■ What the exercise asks ■
Nothing but the lines from the one containing "Output a JSON object describing the text" through the last line of the records below should be copied, exactly and without pictures.

** begin Extracted data **

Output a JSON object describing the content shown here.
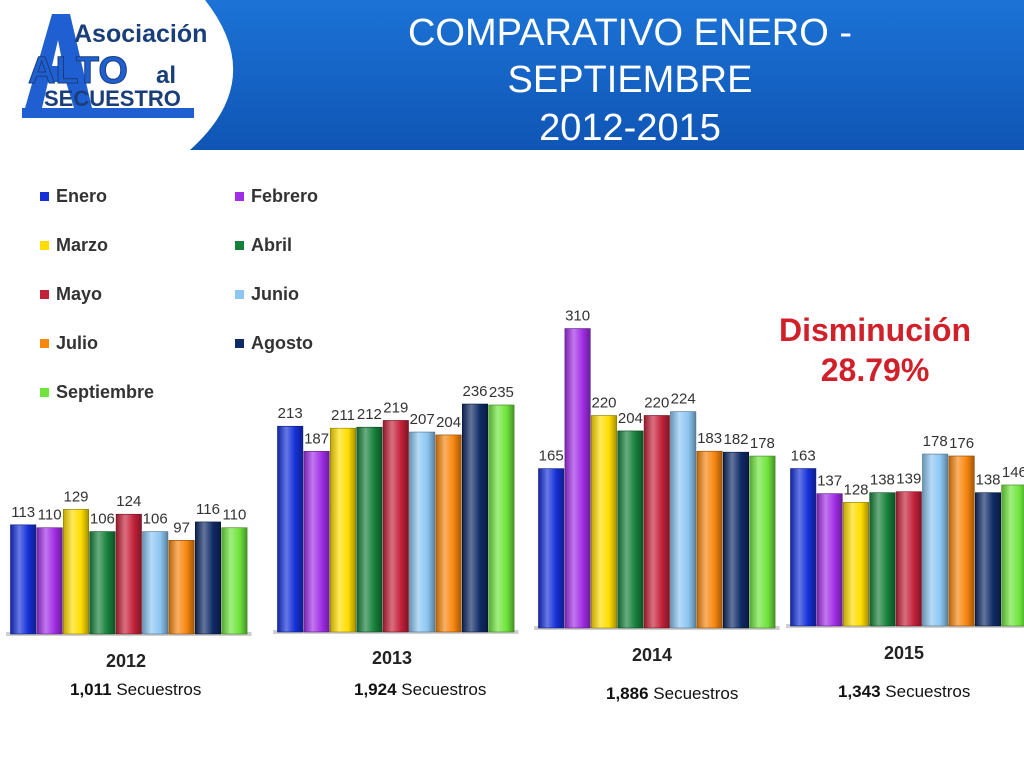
{
  "header": {
    "logo_text_1": "Asociación",
    "logo_text_2": "ALTO",
    "logo_text_3": "al",
    "logo_text_4": "SECUESTRO",
    "title_line_1": "COMPARATIVO ENERO -",
    "title_line_2": "SEPTIEMBRE",
    "title_line_3": "2012-2015",
    "brand_blue": "#1463c6",
    "logo_blue": "#1f5fd1"
  },
  "highlight": {
    "line_1": "Disminución",
    "line_2": "28.79%",
    "color": "#d0202a"
  },
  "totals": [
    {
      "value": "1,011",
      "unit": "Secuestros"
    },
    {
      "value": "1,924",
      "unit": "Secuestros"
    },
    {
      "value": "1,886",
      "unit": "Secuestros"
    },
    {
      "value": "1,343",
      "unit": "Secuestros"
    }
  ],
  "chart_data": {
    "type": "bar",
    "categories": [
      "2012",
      "2013",
      "2014",
      "2015"
    ],
    "series": [
      {
        "name": "Enero",
        "color": "#1530d8",
        "values": [
          113,
          213,
          165,
          163
        ]
      },
      {
        "name": "Febrero",
        "color": "#a12ee6",
        "values": [
          110,
          187,
          310,
          137
        ]
      },
      {
        "name": "Marzo",
        "color": "#ffdd00",
        "values": [
          129,
          211,
          220,
          128
        ]
      },
      {
        "name": "Abril",
        "color": "#16803a",
        "values": [
          106,
          212,
          204,
          138
        ]
      },
      {
        "name": "Mayo",
        "color": "#c4213a",
        "values": [
          124,
          219,
          220,
          139
        ]
      },
      {
        "name": "Junio",
        "color": "#8cc6f2",
        "values": [
          106,
          207,
          224,
          178
        ]
      },
      {
        "name": "Julio",
        "color": "#f7860e",
        "values": [
          97,
          204,
          183,
          176
        ]
      },
      {
        "name": "Agosto",
        "color": "#0f2a66",
        "values": [
          116,
          236,
          182,
          138
        ]
      },
      {
        "name": "Septiembre",
        "color": "#6fe43c",
        "values": [
          110,
          235,
          178,
          146
        ]
      }
    ],
    "legend_position": "top-left",
    "grid": false
  }
}
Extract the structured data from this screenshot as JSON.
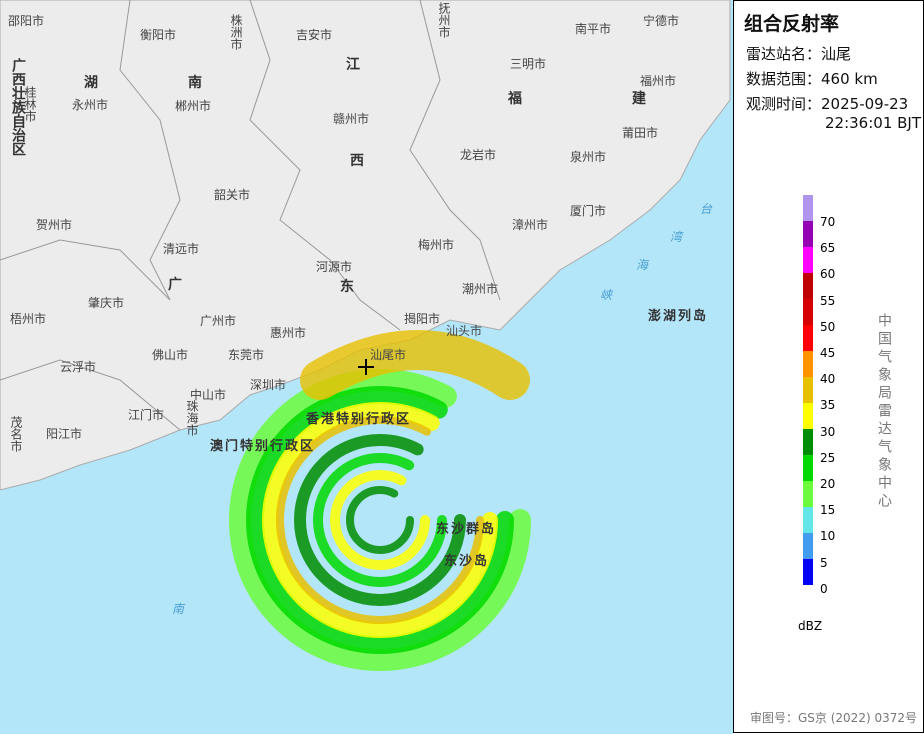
{
  "panel": {
    "title": "组合反射率",
    "station_label": "雷达站名：",
    "station": "汕尾",
    "range_label": "数据范围：",
    "range": "460 km",
    "time_label": "观测时间：",
    "date": "2025-09-23",
    "time": "22:36:01 BJT",
    "unit": "dBZ",
    "organization": "中国气象局雷达气象中心",
    "approval": "审图号：GS京 (2022) 0372号"
  },
  "legend": [
    {
      "value": "",
      "color": "#b094ee"
    },
    {
      "value": "70",
      "color": "#9600b4"
    },
    {
      "value": "65",
      "color": "#ff00ff"
    },
    {
      "value": "60",
      "color": "#c00000"
    },
    {
      "value": "55",
      "color": "#d60000"
    },
    {
      "value": "50",
      "color": "#ff0000"
    },
    {
      "value": "45",
      "color": "#ff9000"
    },
    {
      "value": "40",
      "color": "#e7c000"
    },
    {
      "value": "35",
      "color": "#ffff00"
    },
    {
      "value": "30",
      "color": "#008c00"
    },
    {
      "value": "25",
      "color": "#00d800"
    },
    {
      "value": "20",
      "color": "#6cfa3c"
    },
    {
      "value": "15",
      "color": "#63e6e8"
    },
    {
      "value": "10",
      "color": "#409cf0"
    },
    {
      "value": "5",
      "color": "#0000f4"
    },
    {
      "value": "0",
      "color": ""
    }
  ],
  "map": {
    "cities": [
      "邵阳市",
      "衡阳市",
      "株洲市",
      "吉安市",
      "抚州市",
      "南平市",
      "宁德市",
      "三明市",
      "福州市",
      "桂林市",
      "永州市",
      "郴州市",
      "赣州市",
      "龙岩市",
      "泉州市",
      "莆田市",
      "韶关市",
      "贺州市",
      "清远市",
      "河源市",
      "梅州市",
      "漳州市",
      "厦门市",
      "潮州市",
      "揭阳市",
      "汕头市",
      "汕尾市",
      "惠州市",
      "广州市",
      "肇庆市",
      "梧州市",
      "佛山市",
      "东莞市",
      "云浮市",
      "中山市",
      "深圳市",
      "江门市",
      "珠海市",
      "茂名市",
      "阳江市"
    ],
    "provinces": [
      "广西壮族自治区",
      "湖",
      "南",
      "江",
      "西",
      "福",
      "建",
      "广",
      "东"
    ],
    "regions": [
      "香港特别行政区",
      "澳门特别行政区",
      "东沙群岛",
      "东沙岛",
      "澎湖列岛"
    ],
    "seas": [
      "台",
      "湾",
      "海",
      "峡",
      "南"
    ]
  }
}
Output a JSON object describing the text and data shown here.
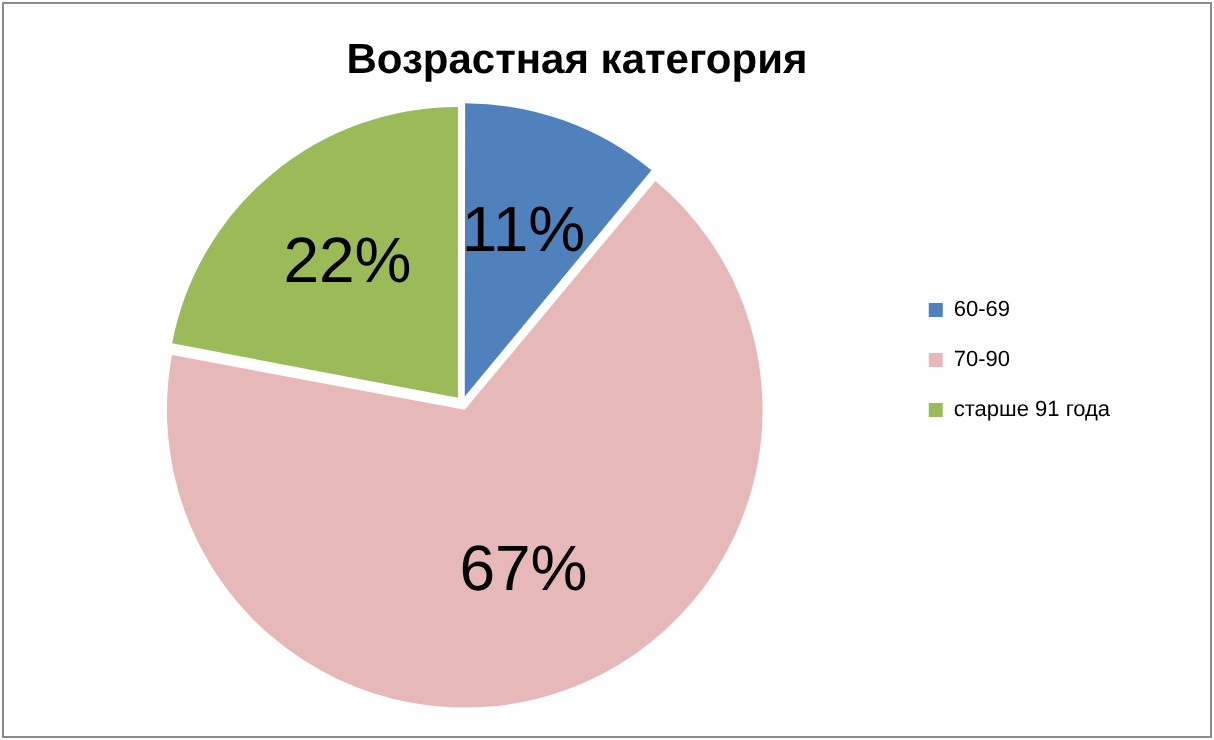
{
  "chart_data": {
    "type": "pie",
    "title": "Возрастная категория",
    "categories": [
      "60-69",
      "70-90",
      "старше 91 года"
    ],
    "values": [
      11,
      67,
      22
    ],
    "colors": [
      "#4f81bd",
      "#e6b9b8",
      "#9bbb59"
    ],
    "value_labels": [
      "11%",
      "67%",
      "22%"
    ],
    "legend": "right"
  }
}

** end Extracted data **

■ Final answer ■
Output a JSON object describing the text and data shown here.
{
  "chart_data": {
    "type": "pie",
    "title": "Возрастная категория",
    "categories": [
      "60-69",
      "70-90",
      "старше 91 года"
    ],
    "values": [
      11,
      67,
      22
    ],
    "colors": [
      "#4f81bd",
      "#e6b9b8",
      "#9bbb59"
    ],
    "value_labels": [
      "11%",
      "67%",
      "22%"
    ],
    "legend": "right"
  }
}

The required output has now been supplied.